| EXERCISE PROMPT |
Read through the records below and copy each line that uses the word "this".

| GIVEN RECORDS |
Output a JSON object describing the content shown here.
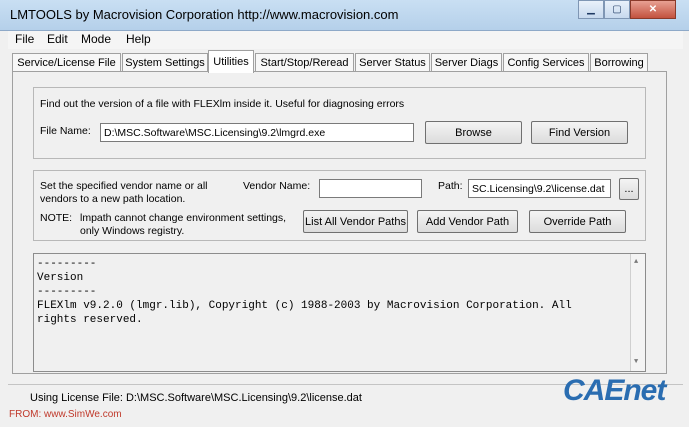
{
  "window": {
    "title": "LMTOOLS by Macrovision Corporation http://www.macrovision.com"
  },
  "window_controls": {
    "minimize": "▁",
    "maximize": "▢",
    "close": "✕"
  },
  "menu": [
    "File",
    "Edit",
    "Mode",
    "Help"
  ],
  "tabs": [
    "Service/License File",
    "System Settings",
    "Utilities",
    "Start/Stop/Reread",
    "Server Status",
    "Server Diags",
    "Config Services",
    "Borrowing"
  ],
  "active_tab": "Utilities",
  "find_version": {
    "description": "Find out the version of a file with FLEXlm inside it.  Useful for diagnosing errors",
    "file_name_label": "File Name:",
    "file_name_value": "D:\\MSC.Software\\MSC.Licensing\\9.2\\lmgrd.exe",
    "browse_label": "Browse",
    "find_version_label": "Find Version"
  },
  "vendor": {
    "description_line1": "Set the specified vendor name or all",
    "description_line2": "vendors to a new path location.",
    "vendor_name_label": "Vendor Name:",
    "vendor_name_value": "",
    "path_label": "Path:",
    "path_value": "SC.Licensing\\9.2\\license.dat",
    "path_browse_label": "...",
    "note_label": "NOTE:",
    "note_line1": "lmpath cannot change environment settings,",
    "note_line2": "only Windows registry.",
    "list_all_label": "List All Vendor Paths",
    "add_vendor_label": "Add Vendor Path",
    "override_label": "Override Path"
  },
  "output": {
    "lines": [
      "---------",
      "Version",
      "---------",
      "FLEXlm v9.2.0 (lmgr.lib), Copyright (c) 1988-2003 by Macrovision Corporation. All",
      "rights reserved."
    ]
  },
  "status": {
    "text": "Using License File:  D:\\MSC.Software\\MSC.Licensing\\9.2\\license.dat"
  },
  "watermark": {
    "logo": "CAEnet",
    "source_prefix": "FROM: ",
    "source_site": "www.SimWe.com"
  }
}
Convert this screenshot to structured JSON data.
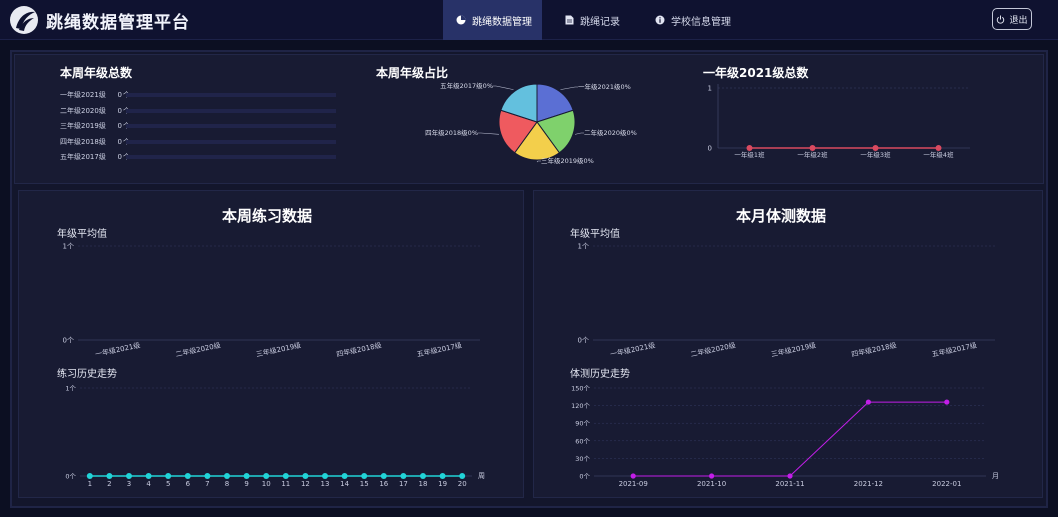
{
  "header": {
    "app_title": "跳绳数据管理平台",
    "logo_icon": "jump-rope-figure-logo",
    "tabs": [
      {
        "label": "跳绳数据管理",
        "icon": "pie-chart-icon",
        "active": true
      },
      {
        "label": "跳绳记录",
        "icon": "document-icon",
        "active": false
      },
      {
        "label": "学校信息管理",
        "icon": "info-icon",
        "active": false
      }
    ],
    "logout_label": "退出"
  },
  "weekly_grade_total": {
    "title": "本周年级总数",
    "unit": "个",
    "rows": [
      {
        "grade": "一年级2021级",
        "value": 0
      },
      {
        "grade": "二年级2020级",
        "value": 0
      },
      {
        "grade": "三年级2019级",
        "value": 0
      },
      {
        "grade": "四年级2018级",
        "value": 0
      },
      {
        "grade": "五年级2017级",
        "value": 0
      }
    ]
  },
  "grade_share": {
    "title": "本周年级占比"
  },
  "class_total": {
    "title": "一年级2021级总数"
  },
  "weekly_practice": {
    "title": "本周练习数据",
    "avg_label": "年级平均值",
    "history_label": "练习历史走势"
  },
  "monthly_test": {
    "title": "本月体测数据",
    "avg_label": "年级平均值",
    "history_label": "体测历史走势"
  },
  "colors": {
    "background": "#0c0f22",
    "panel": "#181b33",
    "active_tab": "#283268",
    "class_line": "#d94a60",
    "practice_line": "#21d4d8",
    "test_line": "#c21ee8"
  },
  "chart_data": [
    {
      "type": "pie",
      "labels": [
        "一年级2021级0%",
        "二年级2020级0%",
        "三年级2019级0%",
        "四年级2018级0%",
        "五年级2017级0%"
      ],
      "values": [
        20,
        20,
        20,
        20,
        20
      ],
      "colors": [
        "#5b6fd4",
        "#7fd16c",
        "#f3cf4b",
        "#ef5a5f",
        "#63c0de"
      ]
    },
    {
      "type": "line",
      "categories": [
        "一年级1班",
        "一年级2班",
        "一年级3班",
        "一年级4班"
      ],
      "series": [
        {
          "values": [
            0,
            0,
            0,
            0
          ]
        }
      ],
      "y_ticks": [
        "0",
        "1"
      ],
      "ylim": [
        0,
        1
      ]
    },
    {
      "type": "bar",
      "categories": [
        "一年级2021级",
        "二年级2020级",
        "三年级2019级",
        "四年级2018级",
        "五年级2017级"
      ],
      "values": [
        0,
        0,
        0,
        0,
        0
      ],
      "y_ticks": [
        "0个",
        "1个"
      ],
      "ylim": [
        0,
        1
      ]
    },
    {
      "type": "line",
      "x": [
        "1",
        "2",
        "3",
        "4",
        "5",
        "6",
        "7",
        "8",
        "9",
        "10",
        "11",
        "12",
        "13",
        "14",
        "15",
        "16",
        "17",
        "18",
        "19",
        "20"
      ],
      "series": [
        {
          "values": [
            0,
            0,
            0,
            0,
            0,
            0,
            0,
            0,
            0,
            0,
            0,
            0,
            0,
            0,
            0,
            0,
            0,
            0,
            0,
            0
          ]
        }
      ],
      "y_ticks": [
        "0个",
        "1个"
      ],
      "ylim": [
        0,
        1
      ],
      "x_unit": "周"
    },
    {
      "type": "bar",
      "categories": [
        "一年级2021级",
        "二年级2020级",
        "三年级2019级",
        "四年级2018级",
        "五年级2017级"
      ],
      "values": [
        0,
        0,
        0,
        0,
        0
      ],
      "y_ticks": [
        "0个",
        "1个"
      ],
      "ylim": [
        0,
        1
      ]
    },
    {
      "type": "line",
      "x": [
        "2021-09",
        "2021-10",
        "2021-11",
        "2021-12",
        "2022-01"
      ],
      "series": [
        {
          "values": [
            0,
            0,
            0,
            126,
            126
          ]
        }
      ],
      "y_ticks": [
        "0个",
        "30个",
        "60个",
        "90个",
        "120个",
        "150个"
      ],
      "ylim": [
        0,
        150
      ],
      "x_unit": "月"
    }
  ]
}
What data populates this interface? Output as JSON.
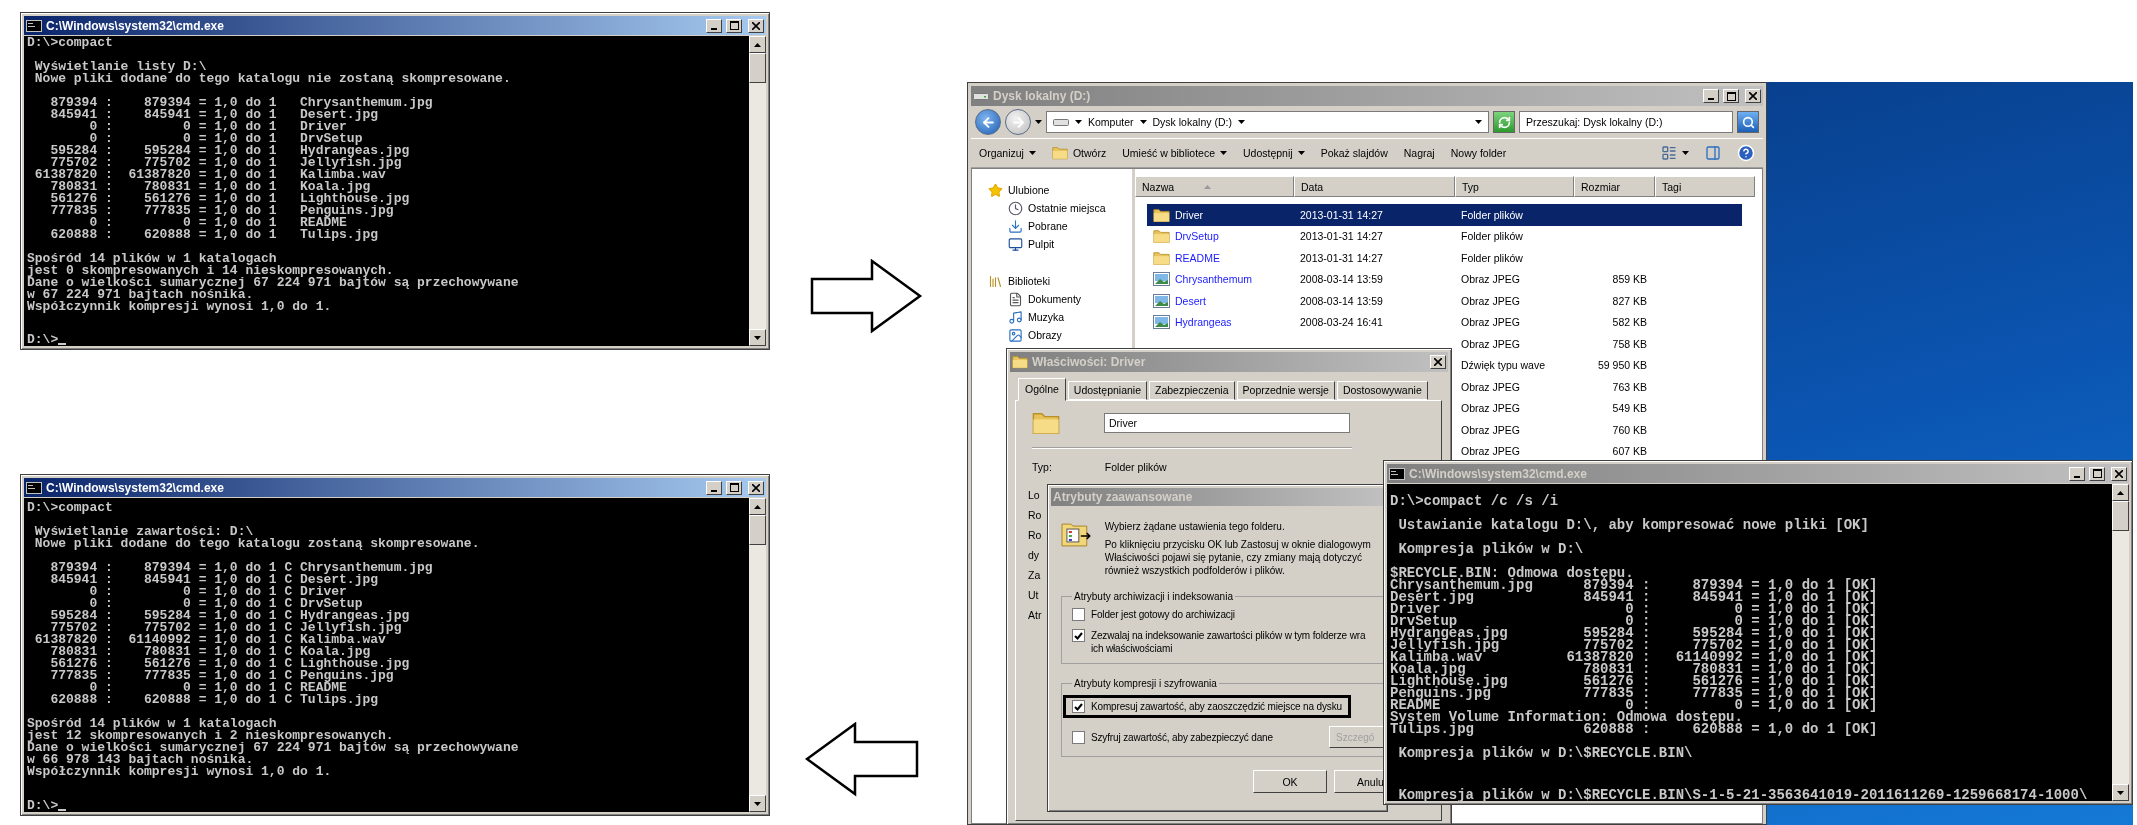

| RESPONSE |
Convert this screenshot to structured JSON data.
What data populates this interface? Output as JSON.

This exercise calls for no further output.